_Exercise details_: Select the lines of the records containing the word "title" and list them.

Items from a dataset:
## start

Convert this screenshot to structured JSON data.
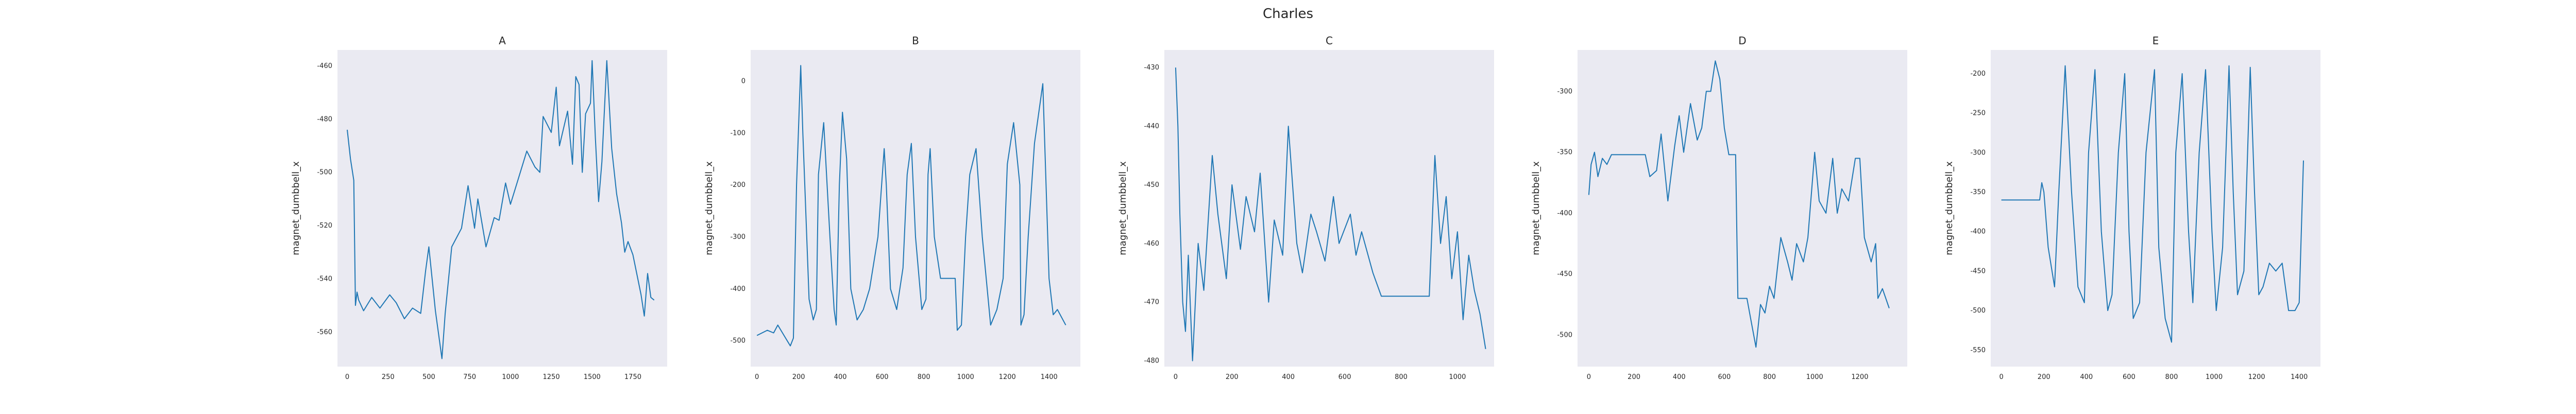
{
  "figure": {
    "title": "Charles"
  },
  "chart_data": [
    {
      "type": "line",
      "title": "A",
      "xlabel": "",
      "ylabel": "magnet_dumbbell_x",
      "xlim": [
        -60,
        1960
      ],
      "ylim": [
        -573,
        -454
      ],
      "xticks": [
        0,
        250,
        500,
        750,
        1000,
        1250,
        1500,
        1750
      ],
      "yticks": [
        -560,
        -540,
        -520,
        -500,
        -480,
        -460
      ],
      "grid": false,
      "series": [
        {
          "color": "#1f77b4",
          "x": [
            0,
            20,
            40,
            50,
            60,
            70,
            100,
            150,
            200,
            260,
            300,
            350,
            400,
            450,
            480,
            500,
            540,
            580,
            600,
            640,
            700,
            740,
            780,
            800,
            850,
            900,
            930,
            970,
            1000,
            1050,
            1100,
            1150,
            1180,
            1200,
            1250,
            1280,
            1300,
            1350,
            1380,
            1400,
            1420,
            1440,
            1460,
            1490,
            1500,
            1520,
            1540,
            1560,
            1590,
            1620,
            1650,
            1680,
            1700,
            1720,
            1750,
            1780,
            1800,
            1820,
            1840,
            1860,
            1880
          ],
          "y": [
            -484,
            -495,
            -503,
            -550,
            -545,
            -548,
            -552,
            -547,
            -551,
            -546,
            -549,
            -555,
            -551,
            -553,
            -537,
            -528,
            -552,
            -570,
            -553,
            -528,
            -521,
            -505,
            -521,
            -510,
            -528,
            -517,
            -518,
            -504,
            -512,
            -502,
            -492,
            -498,
            -500,
            -479,
            -485,
            -468,
            -490,
            -477,
            -497,
            -464,
            -467,
            -500,
            -478,
            -474,
            -458,
            -487,
            -511,
            -496,
            -458,
            -491,
            -508,
            -519,
            -530,
            -526,
            -531,
            -540,
            -546,
            -554,
            -538,
            -547,
            -548
          ]
        }
      ]
    },
    {
      "type": "line",
      "title": "B",
      "xlabel": "",
      "ylabel": "magnet_dumbbell_x",
      "xlim": [
        -30,
        1550
      ],
      "ylim": [
        -550,
        60
      ],
      "xticks": [
        0,
        200,
        400,
        600,
        800,
        1000,
        1200,
        1400
      ],
      "yticks": [
        -500,
        -400,
        -300,
        -200,
        -100,
        0
      ],
      "grid": false,
      "series": [
        {
          "color": "#1f77b4",
          "x": [
            0,
            50,
            80,
            100,
            130,
            160,
            175,
            190,
            210,
            220,
            250,
            270,
            285,
            295,
            320,
            350,
            370,
            380,
            395,
            410,
            430,
            450,
            480,
            510,
            540,
            580,
            610,
            620,
            640,
            670,
            700,
            720,
            740,
            760,
            790,
            810,
            820,
            830,
            850,
            880,
            900,
            950,
            960,
            980,
            1000,
            1020,
            1050,
            1080,
            1120,
            1150,
            1180,
            1200,
            1230,
            1260,
            1265,
            1280,
            1300,
            1330,
            1370,
            1400,
            1420,
            1440,
            1480
          ],
          "y": [
            -490,
            -480,
            -485,
            -470,
            -490,
            -510,
            -495,
            -200,
            30,
            -100,
            -420,
            -460,
            -440,
            -180,
            -80,
            -300,
            -440,
            -470,
            -200,
            -60,
            -150,
            -400,
            -460,
            -440,
            -400,
            -300,
            -130,
            -200,
            -400,
            -440,
            -360,
            -180,
            -120,
            -300,
            -440,
            -420,
            -180,
            -130,
            -300,
            -380,
            -380,
            -380,
            -480,
            -470,
            -300,
            -180,
            -130,
            -300,
            -470,
            -440,
            -380,
            -160,
            -80,
            -200,
            -470,
            -450,
            -300,
            -120,
            -5,
            -380,
            -450,
            -440,
            -470
          ]
        }
      ]
    },
    {
      "type": "line",
      "title": "C",
      "xlabel": "",
      "ylabel": "magnet_dumbbell_x",
      "xlim": [
        -40,
        1130
      ],
      "ylim": [
        -481,
        -427
      ],
      "xticks": [
        0,
        200,
        400,
        600,
        800,
        1000
      ],
      "yticks": [
        -480,
        -470,
        -460,
        -450,
        -440,
        -430
      ],
      "grid": false,
      "series": [
        {
          "color": "#1f77b4",
          "x": [
            0,
            8,
            15,
            25,
            35,
            45,
            60,
            80,
            100,
            130,
            150,
            180,
            200,
            230,
            250,
            280,
            300,
            330,
            350,
            380,
            400,
            430,
            450,
            480,
            500,
            530,
            560,
            580,
            620,
            640,
            660,
            700,
            730,
            760,
            800,
            850,
            900,
            920,
            940,
            960,
            980,
            1000,
            1020,
            1040,
            1060,
            1080,
            1100
          ],
          "y": [
            -430,
            -440,
            -455,
            -470,
            -475,
            -462,
            -480,
            -460,
            -468,
            -445,
            -455,
            -466,
            -450,
            -461,
            -452,
            -458,
            -448,
            -470,
            -456,
            -462,
            -440,
            -460,
            -465,
            -455,
            -458,
            -463,
            -452,
            -460,
            -455,
            -462,
            -458,
            -465,
            -469,
            -469,
            -469,
            -469,
            -469,
            -445,
            -460,
            -452,
            -466,
            -458,
            -473,
            -462,
            -468,
            -472,
            -478
          ]
        }
      ]
    },
    {
      "type": "line",
      "title": "D",
      "xlabel": "",
      "ylabel": "magnet_dumbbell_x",
      "xlim": [
        -50,
        1410
      ],
      "ylim": [
        -526,
        -266
      ],
      "xticks": [
        0,
        200,
        400,
        600,
        800,
        1000,
        1200
      ],
      "yticks": [
        -500,
        -450,
        -400,
        -350,
        -300
      ],
      "grid": false,
      "series": [
        {
          "color": "#1f77b4",
          "x": [
            0,
            10,
            25,
            40,
            60,
            80,
            100,
            150,
            200,
            250,
            270,
            300,
            320,
            350,
            380,
            400,
            420,
            450,
            480,
            500,
            520,
            540,
            560,
            580,
            600,
            620,
            650,
            660,
            700,
            720,
            740,
            760,
            780,
            800,
            820,
            850,
            880,
            900,
            920,
            950,
            970,
            1000,
            1020,
            1050,
            1080,
            1100,
            1120,
            1150,
            1180,
            1200,
            1220,
            1250,
            1270,
            1280,
            1300,
            1330
          ],
          "y": [
            -385,
            -360,
            -350,
            -370,
            -355,
            -360,
            -352,
            -352,
            -352,
            -352,
            -370,
            -365,
            -335,
            -390,
            -345,
            -320,
            -350,
            -310,
            -340,
            -330,
            -300,
            -300,
            -275,
            -290,
            -330,
            -352,
            -352,
            -470,
            -470,
            -490,
            -510,
            -475,
            -482,
            -460,
            -470,
            -420,
            -440,
            -455,
            -425,
            -440,
            -420,
            -350,
            -390,
            -400,
            -355,
            -400,
            -380,
            -390,
            -355,
            -355,
            -420,
            -440,
            -425,
            -470,
            -462,
            -478
          ]
        }
      ]
    },
    {
      "type": "line",
      "title": "E",
      "xlabel": "",
      "ylabel": "magnet_dumbbell_x",
      "xlim": [
        -50,
        1500
      ],
      "ylim": [
        -571,
        -170
      ],
      "xticks": [
        0,
        200,
        400,
        600,
        800,
        1000,
        1200,
        1400
      ],
      "yticks": [
        -550,
        -500,
        -450,
        -400,
        -350,
        -300,
        -250,
        -200
      ],
      "grid": false,
      "series": [
        {
          "color": "#1f77b4",
          "x": [
            0,
            100,
            180,
            190,
            200,
            220,
            250,
            270,
            300,
            330,
            360,
            390,
            410,
            440,
            470,
            500,
            520,
            550,
            580,
            600,
            620,
            650,
            680,
            720,
            740,
            770,
            800,
            820,
            850,
            880,
            900,
            930,
            960,
            990,
            1010,
            1040,
            1070,
            1090,
            1110,
            1140,
            1170,
            1190,
            1210,
            1230,
            1260,
            1290,
            1320,
            1350,
            1380,
            1400,
            1420
          ],
          "y": [
            -360,
            -360,
            -360,
            -338,
            -350,
            -420,
            -470,
            -350,
            -190,
            -350,
            -470,
            -490,
            -300,
            -195,
            -400,
            -500,
            -480,
            -300,
            -200,
            -400,
            -510,
            -490,
            -300,
            -195,
            -420,
            -510,
            -540,
            -300,
            -200,
            -400,
            -490,
            -300,
            -195,
            -400,
            -500,
            -420,
            -190,
            -350,
            -480,
            -450,
            -192,
            -350,
            -480,
            -470,
            -440,
            -450,
            -440,
            -500,
            -500,
            -490,
            -310
          ]
        }
      ]
    }
  ]
}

## end

_Full response_:
    "title": "Charles"
      "title": "A",
      "title": "B",
      "title": "C",
      "title": "D",
      "title": "E",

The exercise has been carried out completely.